* START DATA SUPPLIED *

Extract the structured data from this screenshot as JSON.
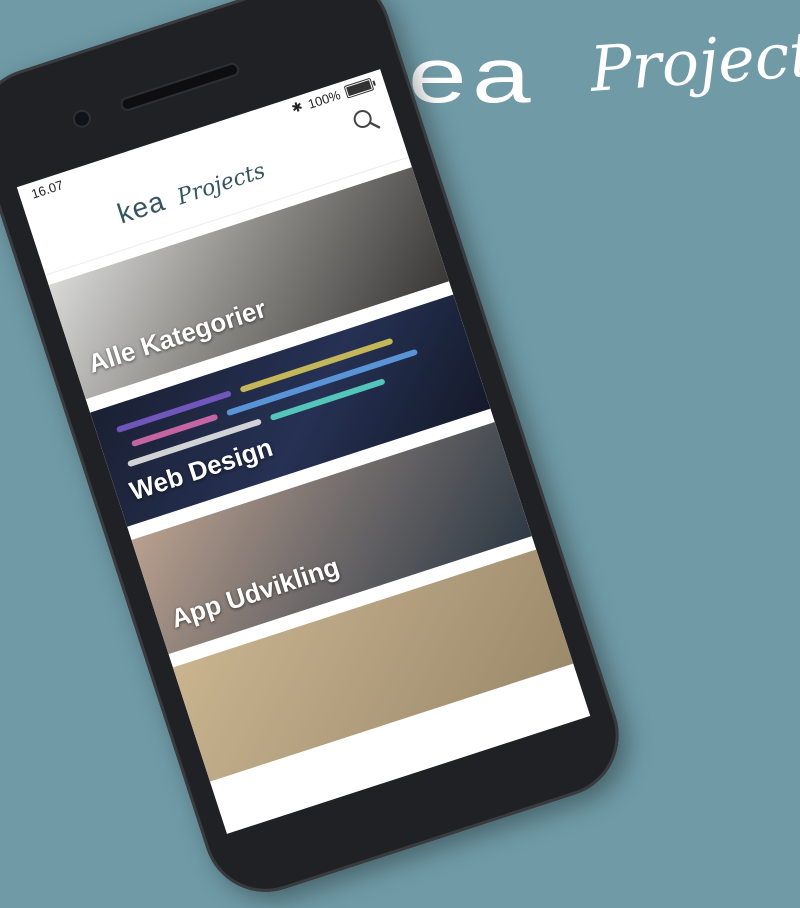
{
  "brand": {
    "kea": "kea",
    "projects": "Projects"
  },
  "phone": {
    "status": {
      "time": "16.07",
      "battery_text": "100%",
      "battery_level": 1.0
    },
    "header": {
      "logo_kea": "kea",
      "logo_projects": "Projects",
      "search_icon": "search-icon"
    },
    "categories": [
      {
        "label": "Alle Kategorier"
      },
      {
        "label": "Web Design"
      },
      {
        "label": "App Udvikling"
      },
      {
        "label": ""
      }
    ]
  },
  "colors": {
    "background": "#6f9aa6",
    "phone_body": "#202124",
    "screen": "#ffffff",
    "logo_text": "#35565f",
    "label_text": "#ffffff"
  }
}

* END DATA SUPPLIED *

**WHAT IS EXPECTED**
Omit the pictures and reproduce the listing exactly.

**EXERCISE OUTPUT**
Extract the structured data from this screenshot as JSON.
{
  "brand": {
    "kea": "kea",
    "projects": "Projects"
  },
  "phone": {
    "status": {
      "time": "16.07",
      "battery_text": "100%",
      "battery_level": 1.0
    },
    "header": {
      "logo_kea": "kea",
      "logo_projects": "Projects",
      "search_icon": "search-icon"
    },
    "categories": [
      {
        "label": "Alle Kategorier"
      },
      {
        "label": "Web Design"
      },
      {
        "label": "App Udvikling"
      },
      {
        "label": ""
      }
    ]
  },
  "colors": {
    "background": "#6f9aa6",
    "phone_body": "#202124",
    "screen": "#ffffff",
    "logo_text": "#35565f",
    "label_text": "#ffffff"
  }
}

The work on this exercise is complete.